WHAT YOU SHOULD DO
Give every entry again, word for word.

-.-.-

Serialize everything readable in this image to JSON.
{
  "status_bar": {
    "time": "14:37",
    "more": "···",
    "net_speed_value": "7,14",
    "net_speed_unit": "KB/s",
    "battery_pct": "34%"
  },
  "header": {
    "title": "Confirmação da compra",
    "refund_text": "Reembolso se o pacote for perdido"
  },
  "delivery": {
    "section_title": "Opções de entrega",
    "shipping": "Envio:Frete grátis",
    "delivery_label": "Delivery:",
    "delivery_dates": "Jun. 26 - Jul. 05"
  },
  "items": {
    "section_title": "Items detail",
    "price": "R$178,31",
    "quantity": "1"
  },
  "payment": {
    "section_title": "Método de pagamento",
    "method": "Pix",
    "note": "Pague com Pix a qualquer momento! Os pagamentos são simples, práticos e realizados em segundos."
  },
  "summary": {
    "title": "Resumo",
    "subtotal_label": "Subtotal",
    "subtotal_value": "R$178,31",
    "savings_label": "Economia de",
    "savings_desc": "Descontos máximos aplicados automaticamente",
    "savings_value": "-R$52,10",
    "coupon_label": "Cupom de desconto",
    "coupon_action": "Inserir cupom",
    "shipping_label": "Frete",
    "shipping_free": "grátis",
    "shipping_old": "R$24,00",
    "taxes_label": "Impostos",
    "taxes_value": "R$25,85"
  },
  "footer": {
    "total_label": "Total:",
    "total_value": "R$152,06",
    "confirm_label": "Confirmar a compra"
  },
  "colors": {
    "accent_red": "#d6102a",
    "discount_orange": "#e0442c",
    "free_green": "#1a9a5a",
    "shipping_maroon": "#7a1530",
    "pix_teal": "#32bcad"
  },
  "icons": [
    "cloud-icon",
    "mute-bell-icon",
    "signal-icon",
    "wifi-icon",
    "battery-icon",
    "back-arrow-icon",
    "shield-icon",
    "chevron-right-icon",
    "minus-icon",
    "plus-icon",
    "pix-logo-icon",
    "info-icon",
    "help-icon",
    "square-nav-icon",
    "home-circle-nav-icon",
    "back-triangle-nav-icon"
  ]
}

-.-.-

THE COMPLETED TASK
Serialize everything readable in this image to JSON.
{
  "status_bar": {
    "time": "14:37",
    "more": "···",
    "net_speed_value": "7,14",
    "net_speed_unit": "KB/s",
    "battery_pct": "34%"
  },
  "header": {
    "title": "Confirmação da compra",
    "refund_text": "Reembolso se o pacote for perdido"
  },
  "delivery": {
    "section_title": "Opções de entrega",
    "shipping": "Envio:Frete grátis",
    "delivery_label": "Delivery:",
    "delivery_dates": "Jun. 26 - Jul. 05"
  },
  "items": {
    "section_title": "Items detail",
    "price": "R$178,31",
    "quantity": "1"
  },
  "payment": {
    "section_title": "Método de pagamento",
    "method": "Pix",
    "note": "Pague com Pix a qualquer momento! Os pagamentos são simples, práticos e realizados em segundos."
  },
  "summary": {
    "title": "Resumo",
    "subtotal_label": "Subtotal",
    "subtotal_value": "R$178,31",
    "savings_label": "Economia de",
    "savings_desc": "Descontos máximos aplicados automaticamente",
    "savings_value": "-R$52,10",
    "coupon_label": "Cupom de desconto",
    "coupon_action": "Inserir cupom",
    "shipping_label": "Frete",
    "shipping_free": "grátis",
    "shipping_old": "R$24,00",
    "taxes_label": "Impostos",
    "taxes_value": "R$25,85"
  },
  "footer": {
    "total_label": "Total:",
    "total_value": "R$152,06",
    "confirm_label": "Confirmar a compra"
  },
  "colors": {
    "accent_red": "#d6102a",
    "discount_orange": "#e0442c",
    "free_green": "#1a9a5a",
    "shipping_maroon": "#7a1530",
    "pix_teal": "#32bcad"
  },
  "icons": [
    "cloud-icon",
    "mute-bell-icon",
    "signal-icon",
    "wifi-icon",
    "battery-icon",
    "back-arrow-icon",
    "shield-icon",
    "chevron-right-icon",
    "minus-icon",
    "plus-icon",
    "pix-logo-icon",
    "info-icon",
    "help-icon",
    "square-nav-icon",
    "home-circle-nav-icon",
    "back-triangle-nav-icon"
  ]
}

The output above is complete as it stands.